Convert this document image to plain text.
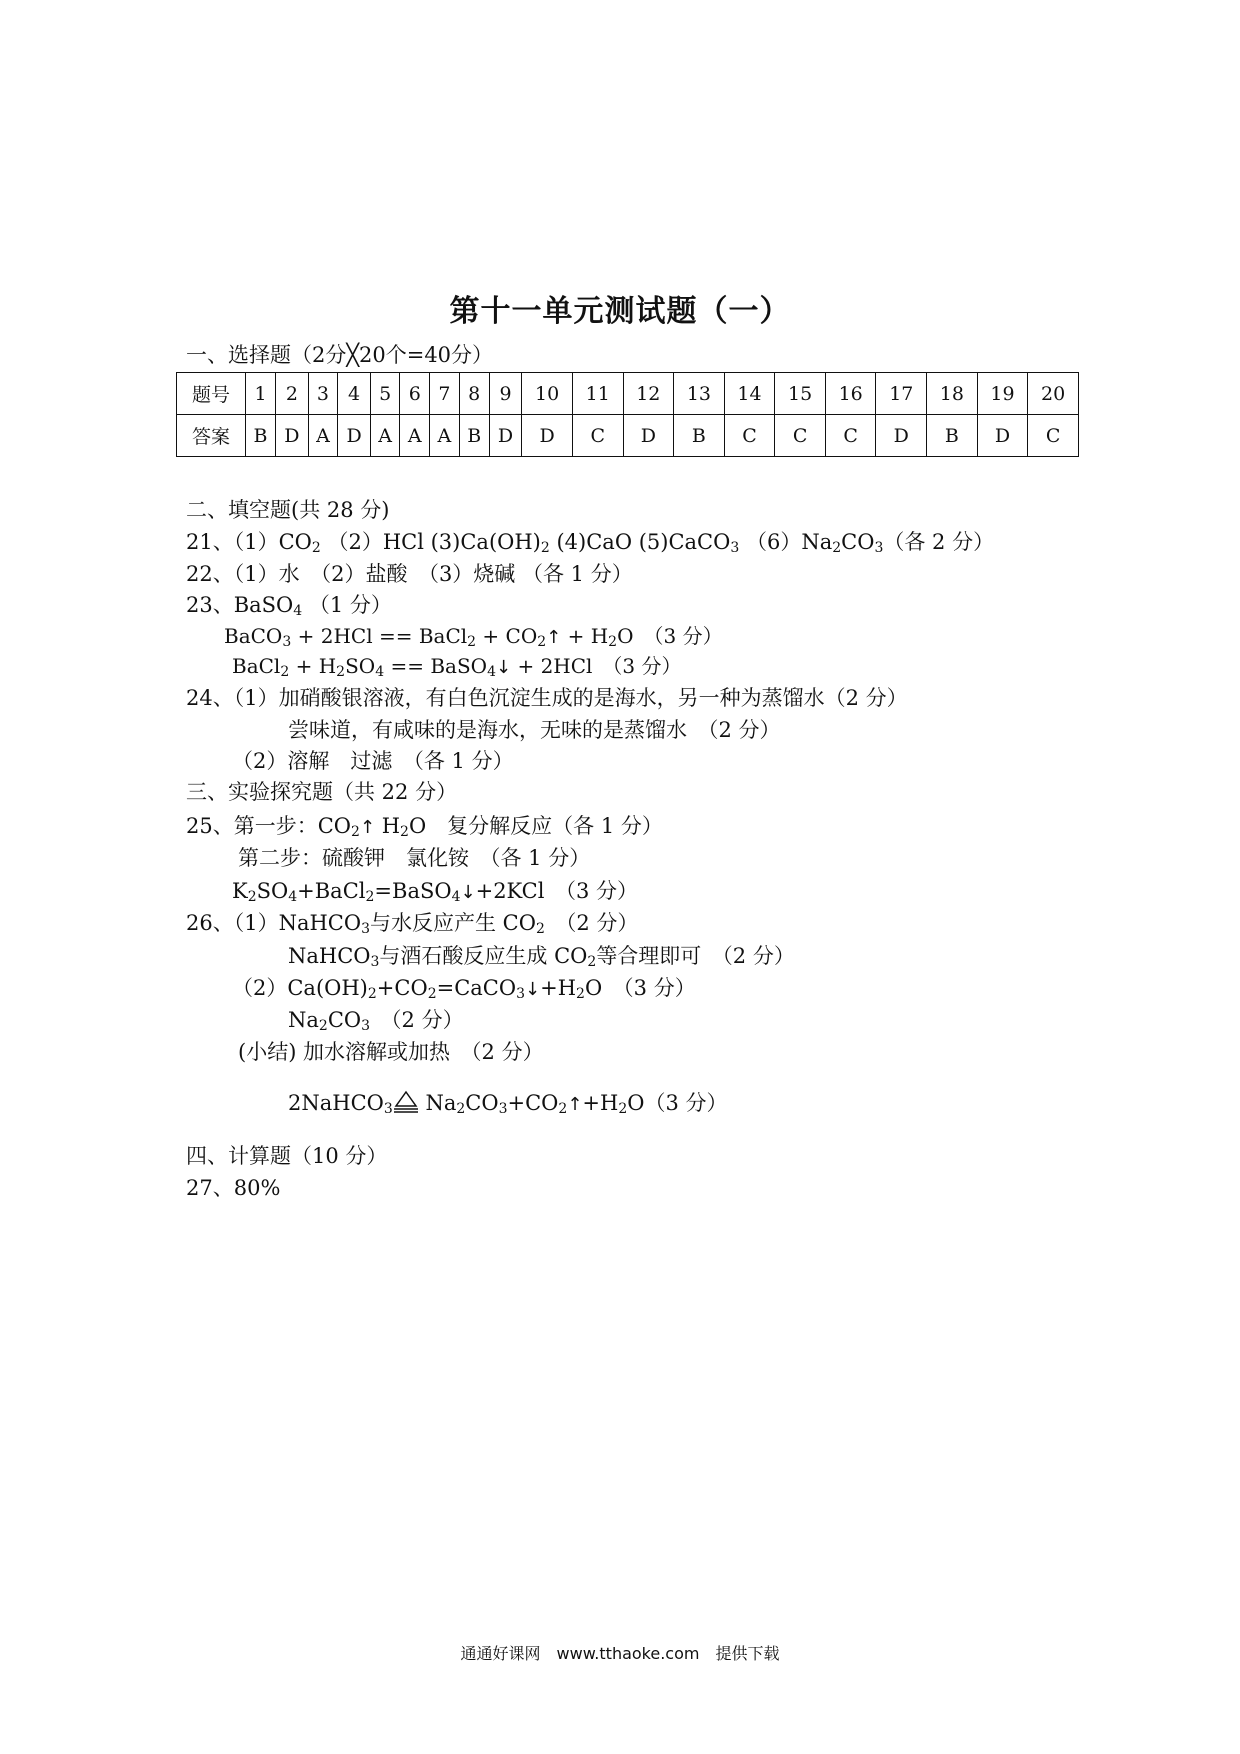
第十一单元测试题（一）
一、选择题（2分╳20个=40分）
题号	1	2	3	4	5	6	7	8	9	10	11	12	13	14	15	16	17	18	19	20
答案	B	D	A	D	A	A	A	B	D	D	C	D	B	C	C	C	D	B	D	C
二、填空题(共 28 分)
21、$(1)CO_2$ （2）HCl $(3)Ca(OH)_2$ (4)CaO (5)CaCO$_3$ $(6)Na_2CO_3$（各 2 分）
22、（1）水　（2）盐酸　（3）烧碱 （各 1 分）
23、BaSO$_4$ （1 分）
BaCO$_3$ + 2HCl == BaCl$_2$ + $CO_2↑ + H_2O$　（3 分）
BaCl$_2$ + $H_2SO_4$ == BaSO$_4$↓ + 2HCl　（3 分）
24、（1）加硝酸银溶液，有白色沉淀生成的是海水，另一种为蒸馏水（2 分）
尝味道，有咸味的是海水，无味的是蒸馏水　（2 分）
（2）溶解　过滤　（各 1 分）
三、实验探究题（共 22 分）
25、第一步：$CO_2↑$ $H_2O$　复分解反应（各 1 分）
第二步：硫酸钾　氯化铵　（各 1 分）
$K_2SO_4+BaCl_2=BaSO_4↓+2KCl$　（3 分）
26、（1）NaHCO$_3$与水反应产生 $CO_2$　（2 分）
NaHCO$_3$与酒石酸反应生成 $CO_2$等合理即可　（2 分）
$(2)Ca(OH)_2+CO_2=CaCO_3↓+H_2O$　（3 分）
$Na_2CO_3$　（2 分）
(小结) 加水溶解或加热　（2 分）
2NaHCO$_3$ $Na_2CO_3+CO_2↑+H_2O(3$ 分）
四、计算题（10 分）
27、80%
通通好课网　www.tthaoke.com　提供下载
◇ ◇ ◇ ◇
- [PROBLEM DESCRIPTION]:
Copy out the whole listing exactly, and don't carry over any pictures.

- [EXPECTED OUTPUT]:
Convert this document image to plain text.
第十一单元测试题（一）
一、选择题（2分╳20个=40分）
题号	1	2	3	4	5	6	7	8	9	10	11	12	13	14	15	16	17	18	19	20
答案	B	D	A	D	A	A	A	B	D	D	C	D	B	C	C	C	D	B	D	C
二、填空题(共 28 分)
21、$(1)CO_2$ （2）HCl $(3)Ca(OH)_2$ (4)CaO (5)CaCO$_3$ $(6)Na_2CO_3$（各 2 分）
22、（1）水　（2）盐酸　（3）烧碱 （各 1 分）
23、BaSO$_4$ （1 分）
BaCO$_3$ + 2HCl == BaCl$_2$ + $CO_2↑ + H_2O$　（3 分）
BaCl$_2$ + $H_2SO_4$ == BaSO$_4$↓ + 2HCl　（3 分）
24、（1）加硝酸银溶液，有白色沉淀生成的是海水，另一种为蒸馏水（2 分）
尝味道，有咸味的是海水，无味的是蒸馏水　（2 分）
（2）溶解　过滤　（各 1 分）
三、实验探究题（共 22 分）
25、第一步：$CO_2↑$ $H_2O$　复分解反应（各 1 分）
第二步：硫酸钾　氯化铵　（各 1 分）
$K_2SO_4+BaCl_2=BaSO_4↓+2KCl$　（3 分）
26、（1）NaHCO$_3$与水反应产生 $CO_2$　（2 分）
NaHCO$_3$与酒石酸反应生成 $CO_2$等合理即可　（2 分）
$(2)Ca(OH)_2+CO_2=CaCO_3↓+H_2O$　（3 分）
$Na_2CO_3$　（2 分）
(小结) 加水溶解或加热　（2 分）
2NaHCO$_3$ $Na_2CO_3+CO_2↑+H_2O(3$ 分）
四、计算题（10 分）
27、80%
通通好课网　www.tthaoke.com　提供下载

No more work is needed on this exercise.